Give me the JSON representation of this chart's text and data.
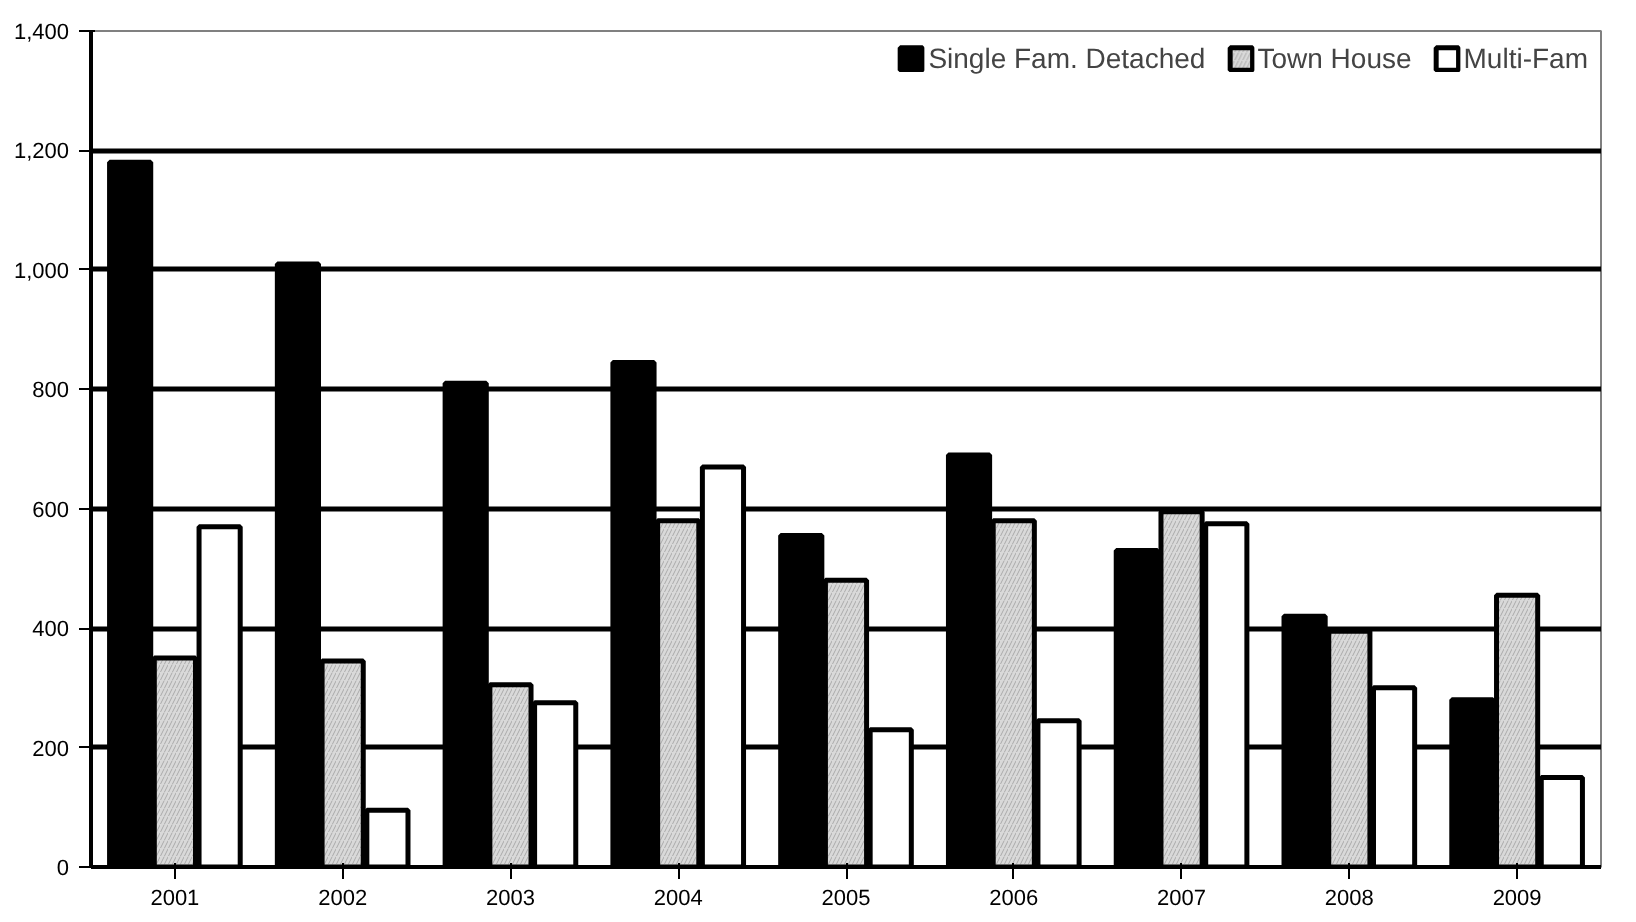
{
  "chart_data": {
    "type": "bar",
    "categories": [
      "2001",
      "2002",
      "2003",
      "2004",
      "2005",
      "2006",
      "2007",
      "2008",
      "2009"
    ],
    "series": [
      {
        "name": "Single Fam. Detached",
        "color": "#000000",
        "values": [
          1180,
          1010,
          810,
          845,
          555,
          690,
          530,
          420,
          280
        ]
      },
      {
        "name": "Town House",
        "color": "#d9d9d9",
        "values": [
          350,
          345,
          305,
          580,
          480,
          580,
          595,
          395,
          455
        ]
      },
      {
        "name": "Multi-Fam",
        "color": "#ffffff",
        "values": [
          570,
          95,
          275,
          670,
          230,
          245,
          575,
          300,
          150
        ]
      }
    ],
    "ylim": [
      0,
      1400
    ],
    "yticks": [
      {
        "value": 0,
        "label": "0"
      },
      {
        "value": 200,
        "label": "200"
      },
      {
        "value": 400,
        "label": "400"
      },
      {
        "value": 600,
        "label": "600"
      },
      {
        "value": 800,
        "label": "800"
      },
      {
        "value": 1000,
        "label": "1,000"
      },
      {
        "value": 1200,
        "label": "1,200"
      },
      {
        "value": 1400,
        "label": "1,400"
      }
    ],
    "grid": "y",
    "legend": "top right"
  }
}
====
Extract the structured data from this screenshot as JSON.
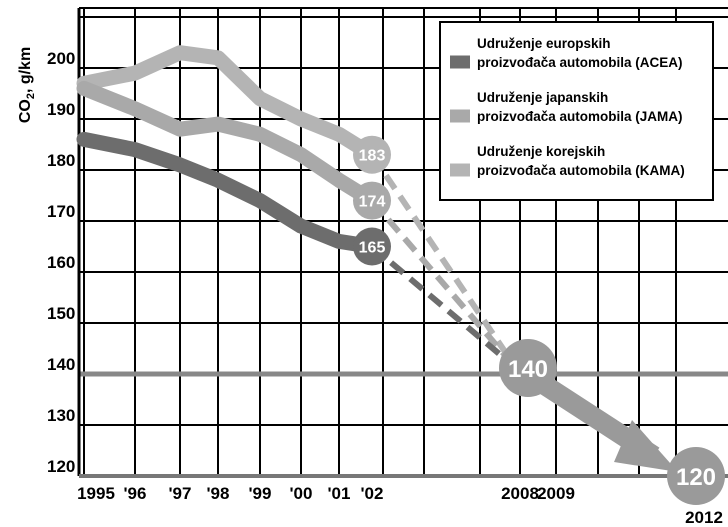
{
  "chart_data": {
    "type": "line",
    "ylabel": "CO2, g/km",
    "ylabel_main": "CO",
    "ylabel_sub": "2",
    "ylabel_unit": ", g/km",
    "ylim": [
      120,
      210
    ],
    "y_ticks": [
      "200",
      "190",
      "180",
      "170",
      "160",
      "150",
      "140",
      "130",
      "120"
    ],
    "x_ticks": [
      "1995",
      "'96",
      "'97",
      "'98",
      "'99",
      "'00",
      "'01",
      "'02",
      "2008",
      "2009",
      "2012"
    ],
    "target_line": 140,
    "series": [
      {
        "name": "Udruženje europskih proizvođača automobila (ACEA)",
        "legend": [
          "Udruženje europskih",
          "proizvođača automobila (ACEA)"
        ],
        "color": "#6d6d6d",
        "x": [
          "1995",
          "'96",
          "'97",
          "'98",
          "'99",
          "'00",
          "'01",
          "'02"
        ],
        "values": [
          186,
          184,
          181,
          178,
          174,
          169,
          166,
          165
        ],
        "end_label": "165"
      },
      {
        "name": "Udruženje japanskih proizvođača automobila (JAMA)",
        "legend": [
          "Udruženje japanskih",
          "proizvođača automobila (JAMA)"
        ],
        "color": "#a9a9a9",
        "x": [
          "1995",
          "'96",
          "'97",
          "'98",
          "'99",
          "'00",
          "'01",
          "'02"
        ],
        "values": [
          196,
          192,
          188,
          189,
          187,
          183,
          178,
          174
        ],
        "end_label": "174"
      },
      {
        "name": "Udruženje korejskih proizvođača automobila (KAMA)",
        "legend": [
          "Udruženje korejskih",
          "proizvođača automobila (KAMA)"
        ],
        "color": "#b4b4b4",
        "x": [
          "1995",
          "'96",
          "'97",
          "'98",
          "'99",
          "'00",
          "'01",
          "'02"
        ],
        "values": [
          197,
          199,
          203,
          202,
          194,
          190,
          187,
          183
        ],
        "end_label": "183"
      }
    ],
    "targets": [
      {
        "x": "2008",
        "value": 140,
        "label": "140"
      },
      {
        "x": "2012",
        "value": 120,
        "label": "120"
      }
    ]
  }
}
====
Goal:
Scan the records above for the string "Udruženje", then select every line that holds it.

Output of the exercise:
        "name": "Udruženje europskih proizvođača automobila (ACEA)",
          "Udruženje europskih",
        "name": "Udruženje japanskih proizvođača automobila (JAMA)",
          "Udruženje japanskih",
        "name": "Udruženje korejskih proizvođača automobila (KAMA)",
          "Udruženje korejskih",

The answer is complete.